◆ WHAT YOU WILL DO
Leave out the pictures and copy everything else in the entries exactly.

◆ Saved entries
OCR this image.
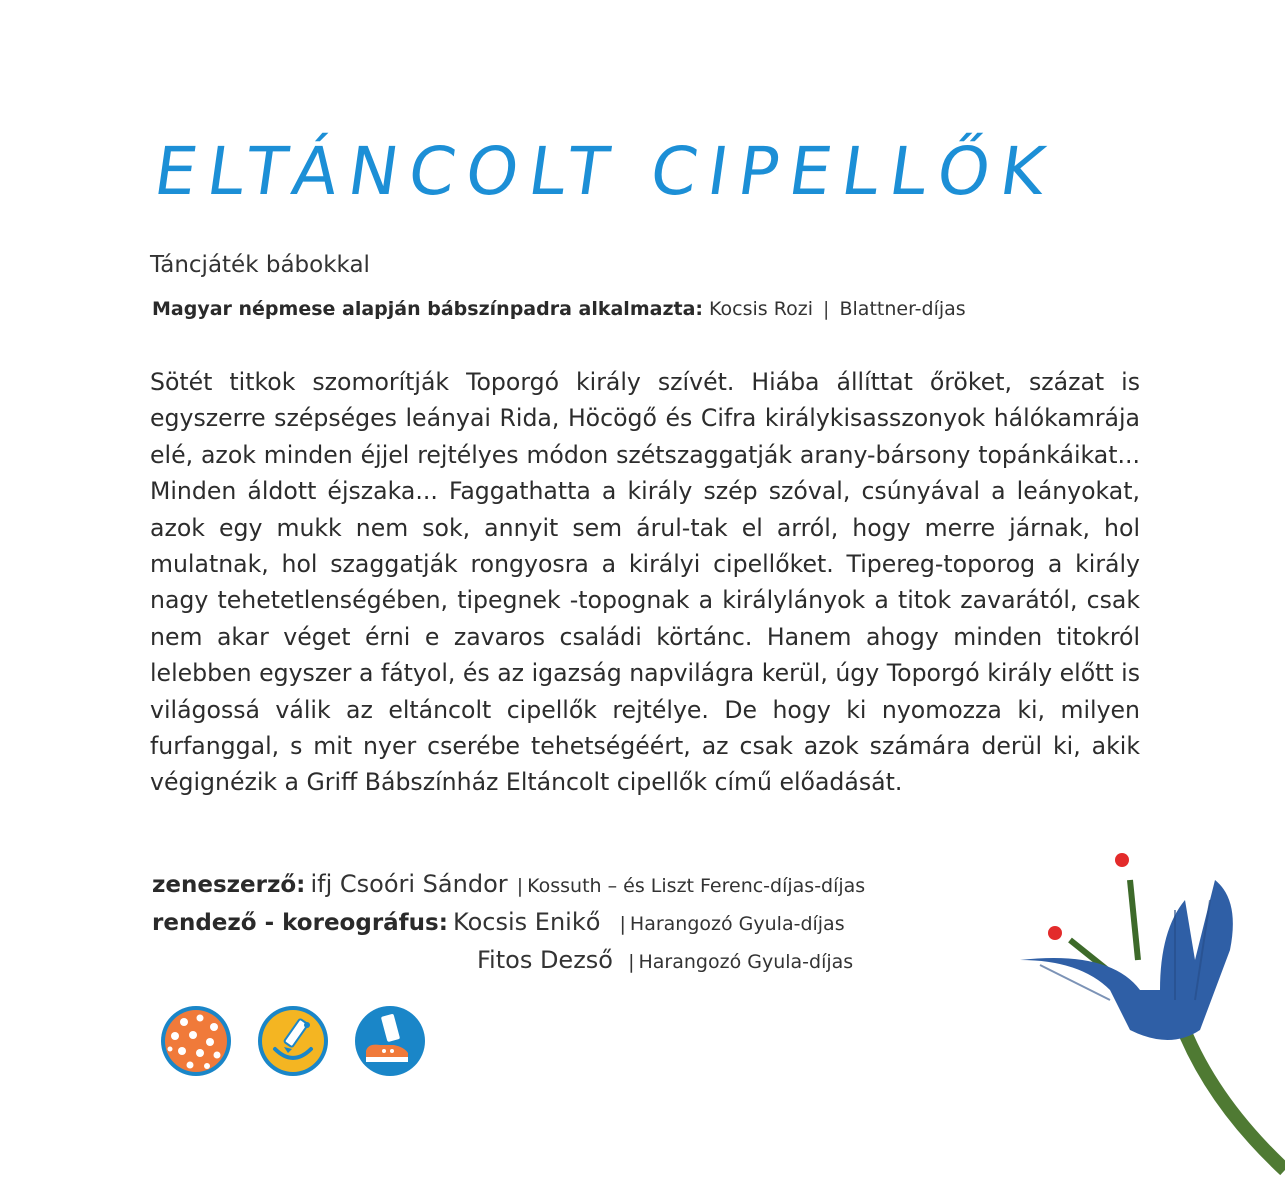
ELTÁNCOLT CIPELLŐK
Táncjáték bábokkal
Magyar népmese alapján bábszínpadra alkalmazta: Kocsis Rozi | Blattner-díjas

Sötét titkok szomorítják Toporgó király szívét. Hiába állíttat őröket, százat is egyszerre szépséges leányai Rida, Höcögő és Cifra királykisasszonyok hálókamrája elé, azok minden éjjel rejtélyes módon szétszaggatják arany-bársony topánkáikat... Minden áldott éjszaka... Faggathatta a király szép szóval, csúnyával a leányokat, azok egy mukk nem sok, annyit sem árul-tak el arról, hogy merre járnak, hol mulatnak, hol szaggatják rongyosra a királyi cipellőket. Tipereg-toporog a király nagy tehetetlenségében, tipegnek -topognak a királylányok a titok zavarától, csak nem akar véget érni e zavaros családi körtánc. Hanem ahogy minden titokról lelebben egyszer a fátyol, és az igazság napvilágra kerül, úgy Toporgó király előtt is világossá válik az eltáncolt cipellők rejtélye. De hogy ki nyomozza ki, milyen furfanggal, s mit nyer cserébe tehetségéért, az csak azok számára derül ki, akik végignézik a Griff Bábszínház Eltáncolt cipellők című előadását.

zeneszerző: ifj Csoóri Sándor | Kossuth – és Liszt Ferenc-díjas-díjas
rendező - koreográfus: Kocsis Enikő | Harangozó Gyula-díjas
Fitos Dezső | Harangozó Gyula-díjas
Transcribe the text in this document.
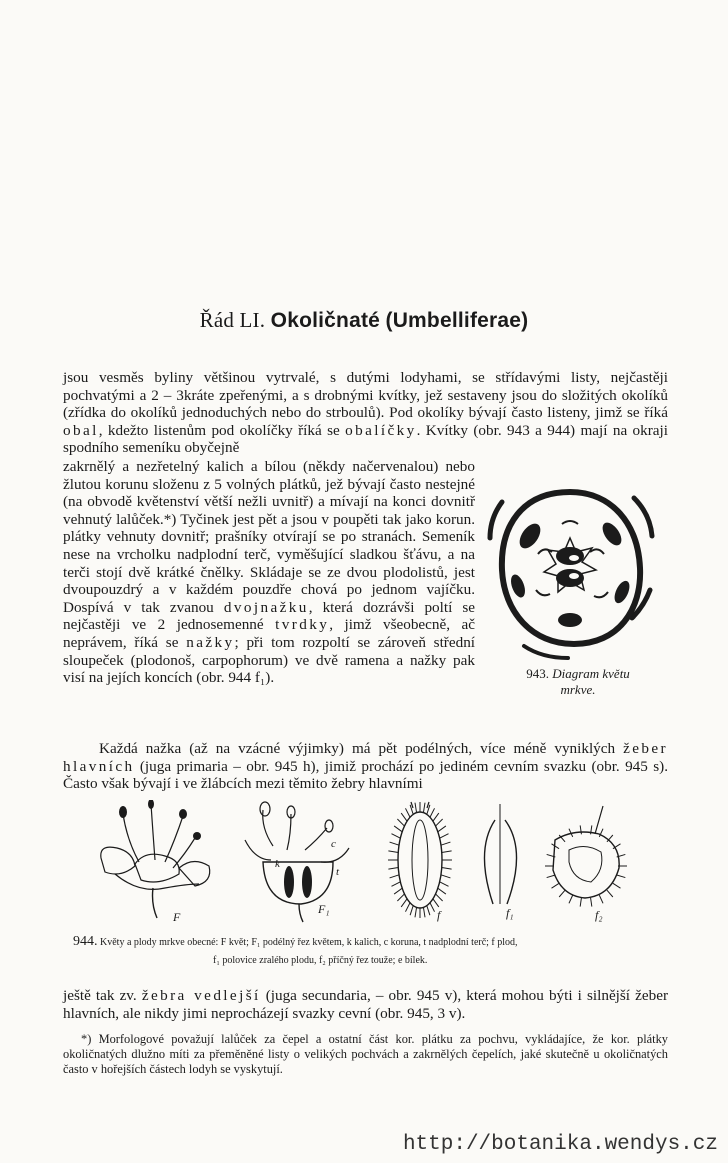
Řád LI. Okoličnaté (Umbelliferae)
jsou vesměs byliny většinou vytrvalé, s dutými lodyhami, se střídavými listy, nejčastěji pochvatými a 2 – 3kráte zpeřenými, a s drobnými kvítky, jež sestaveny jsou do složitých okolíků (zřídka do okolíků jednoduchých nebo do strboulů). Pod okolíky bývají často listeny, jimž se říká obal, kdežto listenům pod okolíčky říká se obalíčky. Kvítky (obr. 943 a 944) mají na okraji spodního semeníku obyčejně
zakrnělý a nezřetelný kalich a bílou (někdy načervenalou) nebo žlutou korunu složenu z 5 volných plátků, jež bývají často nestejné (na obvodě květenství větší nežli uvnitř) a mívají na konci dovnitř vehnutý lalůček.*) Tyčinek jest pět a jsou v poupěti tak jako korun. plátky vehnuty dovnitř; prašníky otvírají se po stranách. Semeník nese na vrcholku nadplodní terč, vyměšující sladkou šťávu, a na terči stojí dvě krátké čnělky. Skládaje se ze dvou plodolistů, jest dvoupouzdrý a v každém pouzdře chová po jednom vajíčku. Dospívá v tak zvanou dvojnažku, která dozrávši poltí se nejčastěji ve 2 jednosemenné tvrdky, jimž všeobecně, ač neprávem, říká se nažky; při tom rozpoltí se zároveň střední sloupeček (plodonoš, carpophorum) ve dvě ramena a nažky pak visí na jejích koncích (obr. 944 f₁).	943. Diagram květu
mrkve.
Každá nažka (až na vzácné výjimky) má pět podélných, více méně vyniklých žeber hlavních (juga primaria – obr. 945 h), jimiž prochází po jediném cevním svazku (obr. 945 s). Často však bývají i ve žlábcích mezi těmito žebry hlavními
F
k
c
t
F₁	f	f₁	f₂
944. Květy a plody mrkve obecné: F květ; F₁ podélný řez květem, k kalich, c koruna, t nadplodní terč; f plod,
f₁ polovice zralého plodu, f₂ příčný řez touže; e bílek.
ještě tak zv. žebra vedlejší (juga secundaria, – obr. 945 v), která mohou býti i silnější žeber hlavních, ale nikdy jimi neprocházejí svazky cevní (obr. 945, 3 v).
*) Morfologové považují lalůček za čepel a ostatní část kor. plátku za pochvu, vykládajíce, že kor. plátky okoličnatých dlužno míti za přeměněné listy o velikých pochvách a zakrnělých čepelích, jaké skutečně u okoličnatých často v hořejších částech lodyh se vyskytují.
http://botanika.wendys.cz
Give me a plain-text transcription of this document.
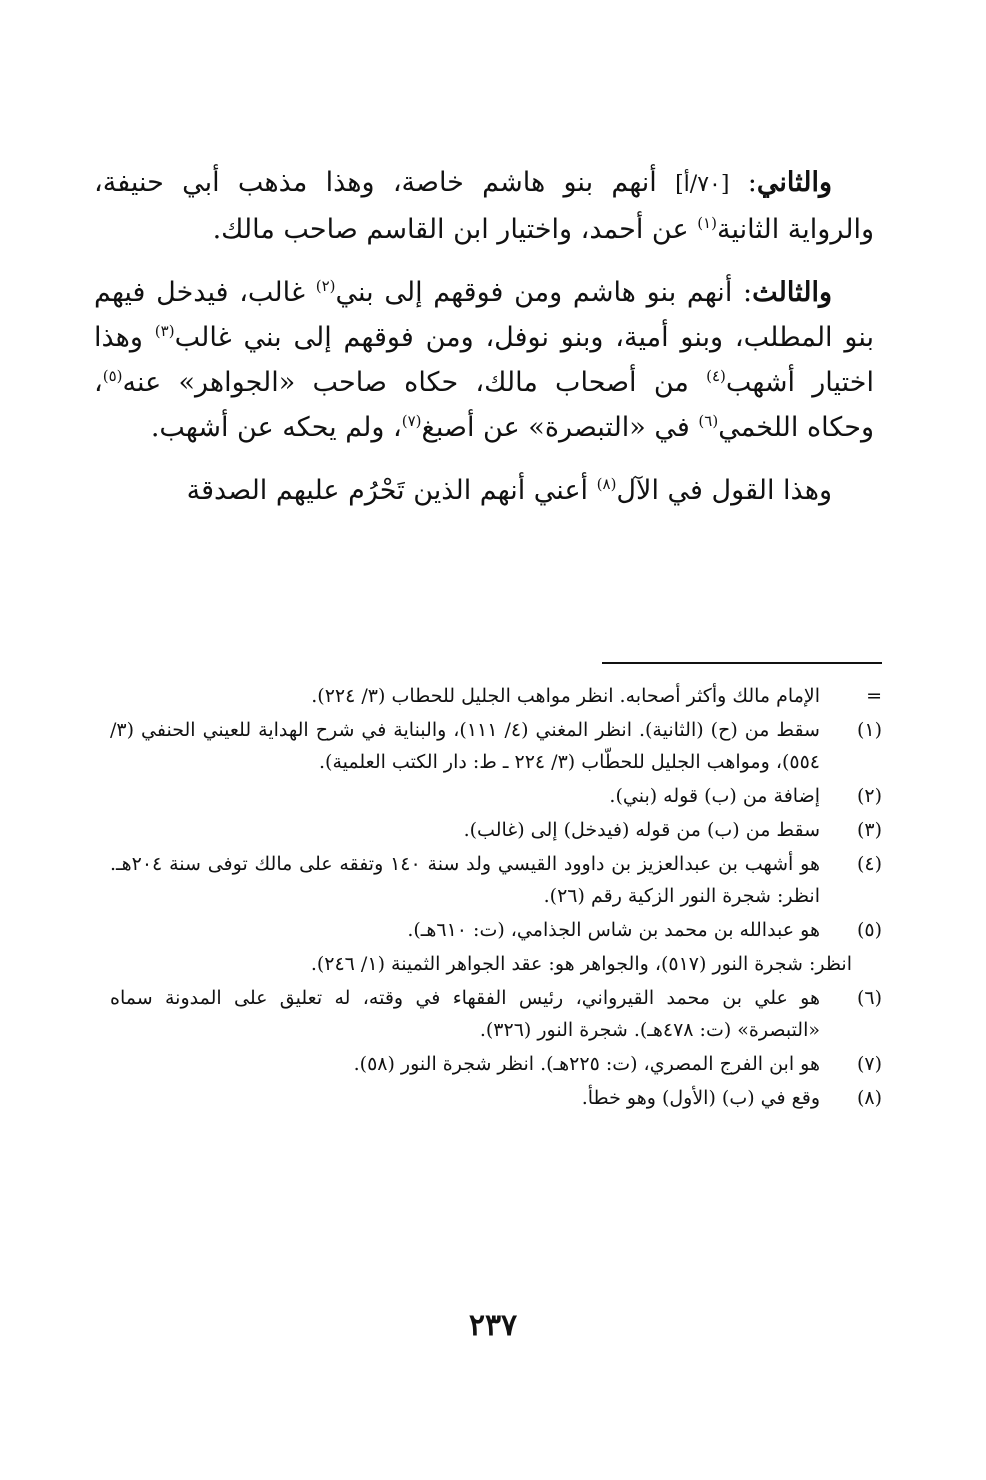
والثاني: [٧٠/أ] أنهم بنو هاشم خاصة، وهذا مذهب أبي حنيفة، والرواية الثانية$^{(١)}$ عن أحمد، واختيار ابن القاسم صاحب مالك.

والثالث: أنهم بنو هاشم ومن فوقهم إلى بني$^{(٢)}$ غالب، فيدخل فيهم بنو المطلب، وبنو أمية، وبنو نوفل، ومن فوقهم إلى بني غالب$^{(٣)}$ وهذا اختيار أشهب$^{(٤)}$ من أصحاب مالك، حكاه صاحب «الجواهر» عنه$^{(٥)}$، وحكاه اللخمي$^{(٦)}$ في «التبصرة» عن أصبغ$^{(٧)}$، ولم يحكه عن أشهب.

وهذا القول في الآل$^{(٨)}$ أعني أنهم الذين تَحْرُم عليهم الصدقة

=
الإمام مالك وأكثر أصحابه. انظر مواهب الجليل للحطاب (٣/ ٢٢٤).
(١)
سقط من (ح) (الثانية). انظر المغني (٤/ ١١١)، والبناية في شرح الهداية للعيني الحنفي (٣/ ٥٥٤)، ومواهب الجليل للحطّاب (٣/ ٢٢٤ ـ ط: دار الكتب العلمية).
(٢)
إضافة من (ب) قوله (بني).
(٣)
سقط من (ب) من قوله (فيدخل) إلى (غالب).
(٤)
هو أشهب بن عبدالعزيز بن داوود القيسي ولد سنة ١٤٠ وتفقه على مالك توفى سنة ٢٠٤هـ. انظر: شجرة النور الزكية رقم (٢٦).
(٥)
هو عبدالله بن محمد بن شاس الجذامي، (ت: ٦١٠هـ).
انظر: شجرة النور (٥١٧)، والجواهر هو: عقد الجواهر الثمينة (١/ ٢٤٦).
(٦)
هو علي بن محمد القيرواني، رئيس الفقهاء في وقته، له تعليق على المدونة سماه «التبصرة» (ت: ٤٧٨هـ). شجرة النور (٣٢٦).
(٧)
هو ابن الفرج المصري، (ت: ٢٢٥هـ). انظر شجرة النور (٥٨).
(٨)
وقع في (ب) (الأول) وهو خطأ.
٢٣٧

◆ WRITTEN REPLY
OCR this image.
ELTÁNCOLT CIPELLŐK
Táncjáték bábokkal
Magyar népmese alapján bábszínpadra alkalmazta: Kocsis Rozi | Blattner-díjas

Sötét titkok szomorítják Toporgó király szívét. Hiába állíttat őröket, százat is egyszerre szépséges leányai Rida, Höcögő és Cifra királykisasszonyok hálókamrája elé, azok minden éjjel rejtélyes módon szétszaggatják arany-bársony topánkáikat... Minden áldott éjszaka... Faggathatta a király szép szóval, csúnyával a leányokat, azok egy mukk nem sok, annyit sem árul-tak el arról, hogy merre járnak, hol mulatnak, hol szaggatják rongyosra a királyi cipellőket. Tipereg-toporog a király nagy tehetetlenségében, tipegnek -topognak a királylányok a titok zavarától, csak nem akar véget érni e zavaros családi körtánc. Hanem ahogy minden titokról lelebben egyszer a fátyol, és az igazság napvilágra kerül, úgy Toporgó király előtt is világossá válik az eltáncolt cipellők rejtélye. De hogy ki nyomozza ki, milyen furfanggal, s mit nyer cserébe tehetségéért, az csak azok számára derül ki, akik végignézik a Griff Bábszínház Eltáncolt cipellők című előadását.

zeneszerző: ifj Csoóri Sándor | Kossuth – és Liszt Ferenc-díjas-díjas
rendező - koreográfus: Kocsis Enikő | Harangozó Gyula-díjas
Fitos Dezső | Harangozó Gyula-díjas
Transcribe the text in this document.
Řád LI. Okoličnaté (Umbelliferae)
jsou vesměs byliny většinou vytrvalé, s dutými lodyhami, se střídavými listy, nejčastěji pochvatými a 2 – 3kráte zpeřenými, a s drobnými kvítky, jež sestaveny jsou do složitých okolíků (zřídka do okolíků jednoduchých nebo do strboulů). Pod okolíky bývají často listeny, jimž se říká obal, kdežto listenům pod okolíčky říká se obalíčky. Kvítky (obr. 943 a 944) mají na okraji spodního semeníku obyčejně
zakrnělý a nezřetelný kalich a bílou (někdy načervenalou) nebo žlutou korunu složenu z 5 volných plátků, jež bývají často nestejné (na obvodě květenství větší nežli uvnitř) a mívají na konci dovnitř vehnutý lalůček.*) Tyčinek jest pět a jsou v poupěti tak jako korun. plátky vehnuty dovnitř; prašníky otvírají se po stranách. Semeník nese na vrcholku nadplodní terč, vyměšující sladkou šťávu, a na terči stojí dvě krátké čnělky. Skládaje se ze dvou plodolistů, jest dvoupouzdrý a v každém pouzdře chová po jednom vajíčku. Dospívá v tak zvanou dvojnažku, která dozrávši poltí se nejčastěji ve 2 jednosemenné tvrdky, jimž všeobecně, ač neprávem, říká se nažky; při tom rozpoltí se zároveň střední sloupeček (plodonoš, carpophorum) ve dvě ramena a nažky pak visí na jejích koncích (obr. 944 f₁).	943. Diagram květu
mrkve.
Každá nažka (až na vzácné výjimky) má pět podélných, více méně vyniklých žeber hlavních (juga primaria – obr. 945 h), jimiž prochází po jediném cevním svazku (obr. 945 s). Často však bývají i ve žlábcích mezi těmito žebry hlavními
F
k
c
t
F₁	f	f₁	f₂
944. Květy a plody mrkve obecné: F květ; F₁ podélný řez květem, k kalich, c koruna, t nadplodní terč; f plod,
f₁ polovice zralého plodu, f₂ příčný řez touže; e bílek.
ještě tak zv. žebra vedlejší (juga secundaria, – obr. 945 v), která mohou býti i silnější žeber hlavních, ale nikdy jimi neprocházejí svazky cevní (obr. 945, 3 v).
*) Morfologové považují lalůček za čepel a ostatní část kor. plátku za pochvu, vykládajíce, že kor. plátky okoličnatých dlužno míti za přeměněné listy o velikých pochvách a zakrnělých čepelích, jaké skutečně u okoličnatých často v hořejších částech lodyh se vyskytují.
http://botanika.wendys.cz
Give me a plain-text transcription of this document.
والثاني: [٧٠/أ] أنهم بنو هاشم خاصة، وهذا مذهب أبي حنيفة، والرواية الثانية$^{(١)}$ عن أحمد، واختيار ابن القاسم صاحب مالك.

والثالث: أنهم بنو هاشم ومن فوقهم إلى بني$^{(٢)}$ غالب، فيدخل فيهم بنو المطلب، وبنو أمية، وبنو نوفل، ومن فوقهم إلى بني غالب$^{(٣)}$ وهذا اختيار أشهب$^{(٤)}$ من أصحاب مالك، حكاه صاحب «الجواهر» عنه$^{(٥)}$، وحكاه اللخمي$^{(٦)}$ في «التبصرة» عن أصبغ$^{(٧)}$، ولم يحكه عن أشهب.

وهذا القول في الآل$^{(٨)}$ أعني أنهم الذين تَحْرُم عليهم الصدقة

=
الإمام مالك وأكثر أصحابه. انظر مواهب الجليل للحطاب (٣/ ٢٢٤).
(١)
سقط من (ح) (الثانية). انظر المغني (٤/ ١١١)، والبناية في شرح الهداية للعيني الحنفي (٣/ ٥٥٤)، ومواهب الجليل للحطّاب (٣/ ٢٢٤ ـ ط: دار الكتب العلمية).
(٢)
إضافة من (ب) قوله (بني).
(٣)
سقط من (ب) من قوله (فيدخل) إلى (غالب).
(٤)
هو أشهب بن عبدالعزيز بن داوود القيسي ولد سنة ١٤٠ وتفقه على مالك توفى سنة ٢٠٤هـ. انظر: شجرة النور الزكية رقم (٢٦).
(٥)
هو عبدالله بن محمد بن شاس الجذامي، (ت: ٦١٠هـ).
انظر: شجرة النور (٥١٧)، والجواهر هو: عقد الجواهر الثمينة (١/ ٢٤٦).
(٦)
هو علي بن محمد القيرواني، رئيس الفقهاء في وقته، له تعليق على المدونة سماه «التبصرة» (ت: ٤٧٨هـ). شجرة النور (٣٢٦).
(٧)
هو ابن الفرج المصري، (ت: ٢٢٥هـ). انظر شجرة النور (٥٨).
(٨)
وقع في (ب) (الأول) وهو خطأ.
٢٣٧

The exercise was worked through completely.